= GIVEN RECORDS =
######

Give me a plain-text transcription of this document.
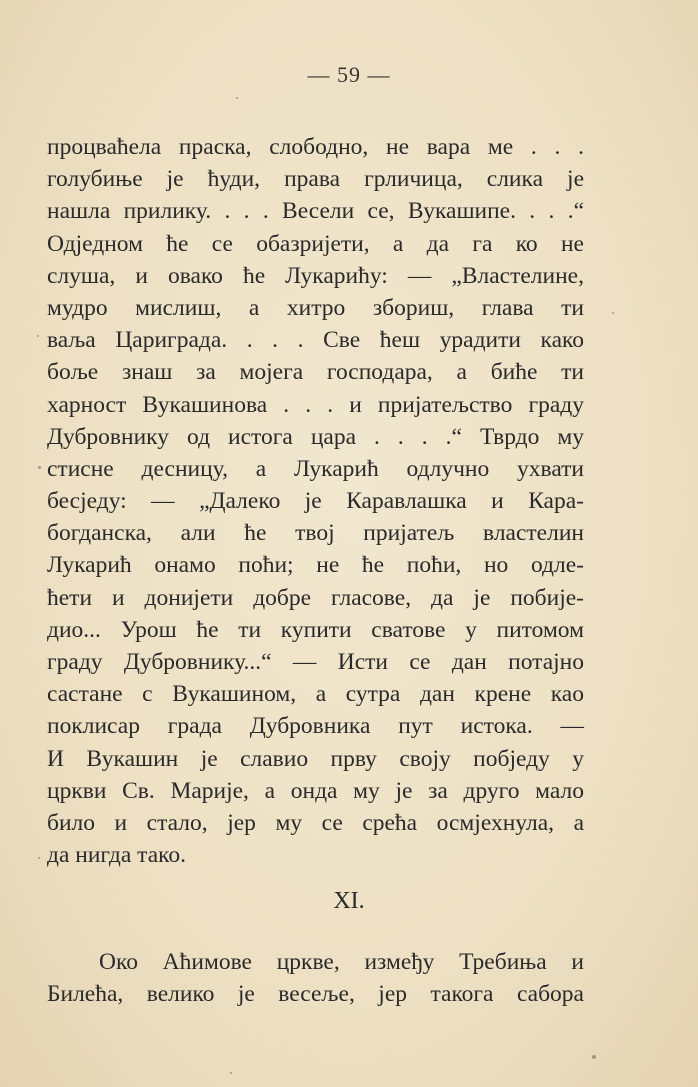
— 59 —
процваћела праска, слободно, не вара ме . . .
голубиње је ћуди, права грличица, слика је
нашла прилику. . . . Весели се, Вукашипе. . . .“
Одједном ће се обазријети, а да га ко не
слуша, и овако ће Лукарићу: — „Властелине,
мудро мислиш, а хитро збориш, глава ти
ваља Цариграда. . . . Све ћеш урадити како
боље знаш за мојега господара, а биће ти
харност Вукашинова . . . и пријатељство граду
Дубровнику од истога цара . . . .“ Тврдо му
стисне десницу, а Лукарић одлучно ухвати
бесједу: — „Далеко је Каравлашка и Кара-
богданска, али ће твој пријатељ властелин
Лукарић онамо поћи; не ће поћи, но одле-
ћети и донијети добре гласове, да је побије-
дио... Урош ће ти купити сватове у питомом
граду Дубровнику...“ — Исти се дан потајно
састане с Вукашином, а сутра дан крене као
поклисар града Дубровника пут истока. —
И Вукашин је славио прву своју побједу у
цркви Св. Марије, а онда му је за друго мало
било и стало, јер му се срећа осмјехнула, а
да нигда тако.
XI.
Око Аћимове цркве, између Требиња и
Билећа, велико је весеље, јер такога сабора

######

= SHORT EXERCISE =
Give an exact copy of the material, leaving out every picture.

= THE COMPLETED TASK =
Give me a plain-text transcription of this document.
— 59 —
процваћела праска, слободно, не вара ме . . .
голубиње је ћуди, права грличица, слика је
нашла прилику. . . . Весели се, Вукашипе. . . .“
Одједном ће се обазријети, а да га ко не
слуша, и овако ће Лукарићу: — „Властелине,
мудро мислиш, а хитро збориш, глава ти
ваља Цариграда. . . . Све ћеш урадити како
боље знаш за мојега господара, а биће ти
харност Вукашинова . . . и пријатељство граду
Дубровнику од истога цара . . . .“ Тврдо му
стисне десницу, а Лукарић одлучно ухвати
бесједу: — „Далеко је Каравлашка и Кара-
богданска, али ће твој пријатељ властелин
Лукарић онамо поћи; не ће поћи, но одле-
ћети и донијети добре гласове, да је побије-
дио... Урош ће ти купити сватове у питомом
граду Дубровнику...“ — Исти се дан потајно
састане с Вукашином, а сутра дан крене као
поклисар града Дубровника пут истока. —
И Вукашин је славио прву своју побједу у
цркви Св. Марије, а онда му је за друго мало
било и стало, јер му се срећа осмјехнула, а
да нигда тако.
XI.
Око Аћимове цркве, између Требиња и
Билећа, велико је весеље, јер такога сабора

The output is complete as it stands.